### Information supplied

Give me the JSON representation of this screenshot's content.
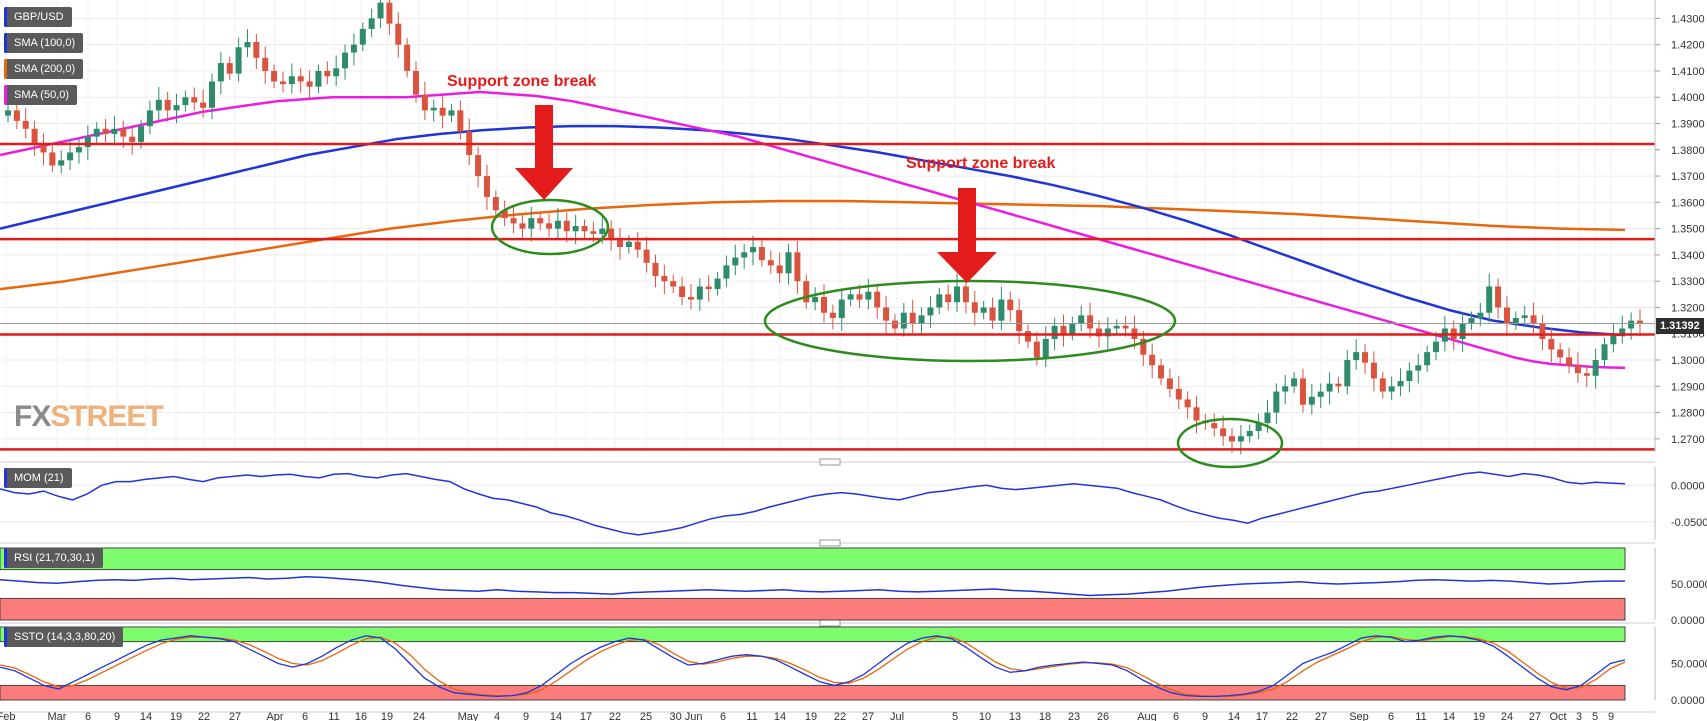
{
  "legend": {
    "symbol": "GBP/USD",
    "sma100": "SMA (100,0)",
    "sma200": "SMA (200,0)",
    "sma50": "SMA (50,0)"
  },
  "colors": {
    "up": "#2e8b6b",
    "down": "#d9533f",
    "sma50": "#e91ee0",
    "sma100": "#1f35d8",
    "sma200": "#e8660c",
    "support": "#e31b1b",
    "ellipse": "#2e8b1e",
    "indicator": "#1f35d8",
    "indicator2": "#e8660c",
    "overbought": "#7dfc6e",
    "oversold": "#fc7c7c"
  },
  "annotations": {
    "break1": "Support zone break",
    "break2": "Support zone break"
  },
  "logo": {
    "part1": "FX",
    "part2": "STREET"
  },
  "current_price": "1.31392",
  "panels": {
    "mom": "MOM (21)",
    "rsi": "RSI (21,70,30,1)",
    "ssto": "SSTO (14,3,3,80,20)"
  },
  "chart_data": {
    "type": "candlestick",
    "symbol": "GBP/USD",
    "y_range": [
      1.265,
      1.437
    ],
    "y_ticks": [
      "1.4300",
      "1.4200",
      "1.4100",
      "1.4000",
      "1.3900",
      "1.3800",
      "1.3700",
      "1.3600",
      "1.3500",
      "1.3400",
      "1.3300",
      "1.3200",
      "1.3100",
      "1.3000",
      "1.2900",
      "1.2800",
      "1.2700"
    ],
    "x_labels": [
      "Feb",
      "Mar",
      "6",
      "9",
      "14",
      "19",
      "22",
      "27",
      "Apr",
      "6",
      "11",
      "16",
      "19",
      "24",
      "May",
      "4",
      "9",
      "14",
      "17",
      "22",
      "25",
      "30 Jun",
      "6",
      "11",
      "14",
      "19",
      "22",
      "27",
      "Jul",
      "5",
      "10",
      "13",
      "18",
      "23",
      "26",
      "Aug",
      "6",
      "9",
      "14",
      "17",
      "22",
      "27",
      "Sep",
      "6",
      "11",
      "14",
      "19",
      "24",
      "27",
      "Oct",
      "3",
      "5",
      "9"
    ],
    "support_levels": [
      1.3822,
      1.346,
      1.3097,
      1.266
    ],
    "current_price": 1.31392,
    "close": [
      1.395,
      1.391,
      1.388,
      1.382,
      1.379,
      1.374,
      1.376,
      1.379,
      1.381,
      1.385,
      1.388,
      1.386,
      1.388,
      1.385,
      1.383,
      1.389,
      1.395,
      1.399,
      1.395,
      1.397,
      1.4,
      1.398,
      1.396,
      1.406,
      1.413,
      1.409,
      1.419,
      1.421,
      1.415,
      1.41,
      1.406,
      1.405,
      1.408,
      1.406,
      1.404,
      1.41,
      1.408,
      1.411,
      1.417,
      1.42,
      1.426,
      1.43,
      1.436,
      1.428,
      1.42,
      1.41,
      1.401,
      1.395,
      1.396,
      1.393,
      1.395,
      1.387,
      1.378,
      1.37,
      1.362,
      1.357,
      1.354,
      1.352,
      1.35,
      1.354,
      1.352,
      1.35,
      1.353,
      1.349,
      1.351,
      1.349,
      1.348,
      1.35,
      1.346,
      1.343,
      1.345,
      1.342,
      1.337,
      1.332,
      1.33,
      1.328,
      1.324,
      1.323,
      1.328,
      1.327,
      1.331,
      1.336,
      1.339,
      1.341,
      1.343,
      1.338,
      1.336,
      1.333,
      1.341,
      1.33,
      1.322,
      1.324,
      1.318,
      1.316,
      1.323,
      1.325,
      1.323,
      1.326,
      1.32,
      1.315,
      1.312,
      1.318,
      1.314,
      1.317,
      1.32,
      1.325,
      1.322,
      1.328,
      1.322,
      1.318,
      1.32,
      1.315,
      1.323,
      1.319,
      1.311,
      1.307,
      1.301,
      1.308,
      1.313,
      1.31,
      1.314,
      1.317,
      1.312,
      1.309,
      1.312,
      1.313,
      1.312,
      1.308,
      1.302,
      1.298,
      1.293,
      1.289,
      1.285,
      1.282,
      1.277,
      1.276,
      1.274,
      1.271,
      1.269,
      1.271,
      1.273,
      1.276,
      1.28,
      1.288,
      1.29,
      1.293,
      1.283,
      1.286,
      1.288,
      1.291,
      1.29,
      1.3,
      1.303,
      1.299,
      1.293,
      1.288,
      1.29,
      1.292,
      1.296,
      1.298,
      1.303,
      1.307,
      1.312,
      1.308,
      1.314,
      1.316,
      1.318,
      1.328,
      1.32,
      1.314,
      1.316,
      1.317,
      1.314,
      1.308,
      1.304,
      1.301,
      1.298,
      1.295,
      1.294,
      1.3,
      1.306,
      1.31,
      1.312,
      1.315,
      1.3139
    ],
    "sma50": [
      1.378,
      1.3795,
      1.381,
      1.3825,
      1.384,
      1.3855,
      1.387,
      1.3885,
      1.39,
      1.3915,
      1.393,
      1.3945,
      1.3955,
      1.3965,
      1.3975,
      1.3985,
      1.399,
      1.3995,
      1.4,
      1.4,
      1.4,
      1.4,
      1.4,
      1.4005,
      1.401,
      1.4015,
      1.402,
      1.4015,
      1.401,
      1.4005,
      1.3995,
      1.3985,
      1.397,
      1.3955,
      1.394,
      1.3925,
      1.391,
      1.3895,
      1.388,
      1.3865,
      1.385,
      1.383,
      1.381,
      1.379,
      1.377,
      1.375,
      1.373,
      1.371,
      1.369,
      1.367,
      1.365,
      1.363,
      1.361,
      1.359,
      1.357,
      1.355,
      1.353,
      1.351,
      1.349,
      1.347,
      1.345,
      1.343,
      1.341,
      1.339,
      1.337,
      1.335,
      1.333,
      1.331,
      1.329,
      1.327,
      1.325,
      1.323,
      1.321,
      1.319,
      1.317,
      1.315,
      1.313,
      1.311,
      1.309,
      1.307,
      1.305,
      1.303,
      1.301,
      1.2995,
      1.2985,
      1.298,
      1.2975,
      1.2972,
      1.297
    ],
    "sma100": [
      1.35,
      1.354,
      1.358,
      1.362,
      1.366,
      1.37,
      1.374,
      1.378,
      1.381,
      1.384,
      1.386,
      1.3875,
      1.3885,
      1.389,
      1.389,
      1.3885,
      1.3875,
      1.386,
      1.384,
      1.3815,
      1.379,
      1.376,
      1.373,
      1.37,
      1.3665,
      1.3625,
      1.358,
      1.353,
      1.3475,
      1.3415,
      1.3355,
      1.3295,
      1.324,
      1.319,
      1.315,
      1.3125,
      1.3105,
      1.3095
    ],
    "sma200": [
      1.327,
      1.33,
      1.334,
      1.338,
      1.342,
      1.346,
      1.35,
      1.353,
      1.3555,
      1.3575,
      1.359,
      1.36,
      1.3605,
      1.3605,
      1.36,
      1.3595,
      1.359,
      1.3585,
      1.3575,
      1.3565,
      1.3555,
      1.354,
      1.3525,
      1.351,
      1.35,
      1.3495
    ],
    "mom": {
      "label": "MOM (21)",
      "y_ticks": [
        "0.0000",
        "-0.0500"
      ],
      "y_range": [
        -0.075,
        0.025
      ],
      "values": [
        -0.005,
        -0.01,
        -0.012,
        -0.008,
        -0.015,
        -0.02,
        -0.012,
        0.0,
        0.005,
        0.005,
        0.008,
        0.01,
        0.012,
        0.008,
        0.005,
        0.01,
        0.012,
        0.014,
        0.012,
        0.014,
        0.015,
        0.012,
        0.01,
        0.015,
        0.016,
        0.012,
        0.01,
        0.014,
        0.016,
        0.012,
        0.008,
        0.005,
        -0.005,
        -0.012,
        -0.018,
        -0.02,
        -0.025,
        -0.03,
        -0.038,
        -0.042,
        -0.048,
        -0.055,
        -0.06,
        -0.065,
        -0.068,
        -0.065,
        -0.062,
        -0.058,
        -0.052,
        -0.046,
        -0.042,
        -0.04,
        -0.036,
        -0.03,
        -0.025,
        -0.02,
        -0.015,
        -0.012,
        -0.01,
        -0.012,
        -0.015,
        -0.018,
        -0.02,
        -0.015,
        -0.01,
        -0.008,
        -0.005,
        -0.002,
        0.0,
        -0.004,
        -0.006,
        -0.004,
        -0.002,
        0.0,
        0.002,
        0.0,
        -0.002,
        -0.004,
        -0.01,
        -0.015,
        -0.02,
        -0.028,
        -0.035,
        -0.04,
        -0.045,
        -0.048,
        -0.052,
        -0.045,
        -0.04,
        -0.035,
        -0.03,
        -0.025,
        -0.02,
        -0.015,
        -0.01,
        -0.008,
        -0.004,
        0.0,
        0.004,
        0.008,
        0.012,
        0.016,
        0.018,
        0.015,
        0.012,
        0.016,
        0.014,
        0.01,
        0.004,
        0.002,
        0.004,
        0.003,
        0.002
      ]
    },
    "rsi": {
      "label": "RSI (21,70,30,1)",
      "y_ticks": [
        "50.0000",
        "0.0000"
      ],
      "y_range": [
        0,
        100
      ],
      "levels": [
        70,
        30
      ],
      "values": [
        56,
        54,
        52,
        51,
        53,
        55,
        56,
        55,
        57,
        58,
        56,
        57,
        58,
        59,
        57,
        58,
        60,
        59,
        57,
        55,
        52,
        48,
        45,
        42,
        41,
        40,
        42,
        40,
        39,
        38,
        38,
        37,
        36,
        38,
        39,
        40,
        41,
        42,
        41,
        40,
        41,
        42,
        40,
        39,
        40,
        41,
        42,
        40,
        39,
        40,
        41,
        42,
        43,
        41,
        40,
        38,
        36,
        34,
        35,
        36,
        38,
        40,
        43,
        46,
        48,
        50,
        51,
        52,
        53,
        51,
        50,
        51,
        52,
        53,
        55,
        56,
        55,
        54,
        55,
        54,
        52,
        50,
        51,
        53,
        54,
        54
      ]
    },
    "ssto": {
      "label": "SSTO (14,3,3,80,20)",
      "y_ticks": [
        "50.0000",
        "0.0000"
      ],
      "y_range": [
        0,
        100
      ],
      "levels": [
        80,
        20
      ],
      "k": [
        45,
        40,
        30,
        20,
        15,
        25,
        35,
        45,
        55,
        65,
        75,
        82,
        85,
        88,
        86,
        84,
        80,
        70,
        60,
        50,
        45,
        50,
        60,
        72,
        82,
        88,
        85,
        70,
        50,
        30,
        18,
        10,
        8,
        6,
        5,
        6,
        10,
        20,
        35,
        50,
        62,
        72,
        80,
        85,
        82,
        70,
        58,
        48,
        50,
        55,
        60,
        62,
        60,
        55,
        45,
        35,
        25,
        20,
        25,
        35,
        50,
        65,
        78,
        85,
        88,
        84,
        72,
        58,
        45,
        38,
        40,
        45,
        48,
        50,
        52,
        50,
        48,
        40,
        28,
        18,
        10,
        6,
        5,
        5,
        6,
        8,
        12,
        20,
        35,
        50,
        58,
        65,
        75,
        85,
        88,
        86,
        80,
        82,
        86,
        88,
        86,
        82,
        74,
        60,
        45,
        30,
        18,
        14,
        20,
        35,
        50,
        55
      ],
      "d": [
        48,
        44,
        35,
        25,
        18,
        20,
        28,
        38,
        48,
        58,
        68,
        77,
        83,
        86,
        86,
        85,
        82,
        76,
        67,
        57,
        50,
        48,
        54,
        64,
        75,
        84,
        86,
        78,
        62,
        42,
        26,
        15,
        10,
        7,
        6,
        6,
        8,
        14,
        26,
        40,
        54,
        66,
        75,
        82,
        83,
        76,
        64,
        53,
        49,
        52,
        57,
        60,
        60,
        57,
        50,
        41,
        31,
        24,
        23,
        30,
        42,
        56,
        70,
        80,
        86,
        86,
        78,
        65,
        52,
        43,
        40,
        43,
        46,
        49,
        51,
        51,
        49,
        44,
        34,
        23,
        14,
        8,
        6,
        5,
        5,
        7,
        10,
        15,
        26,
        40,
        52,
        61,
        70,
        80,
        86,
        87,
        83,
        81,
        84,
        87,
        87,
        84,
        78,
        67,
        52,
        37,
        24,
        16,
        17,
        28,
        43,
        52
      ]
    }
  }
}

### Directions
Compute the number of lines above that contain the string "zone". Reply with that value only.

### Task answer
2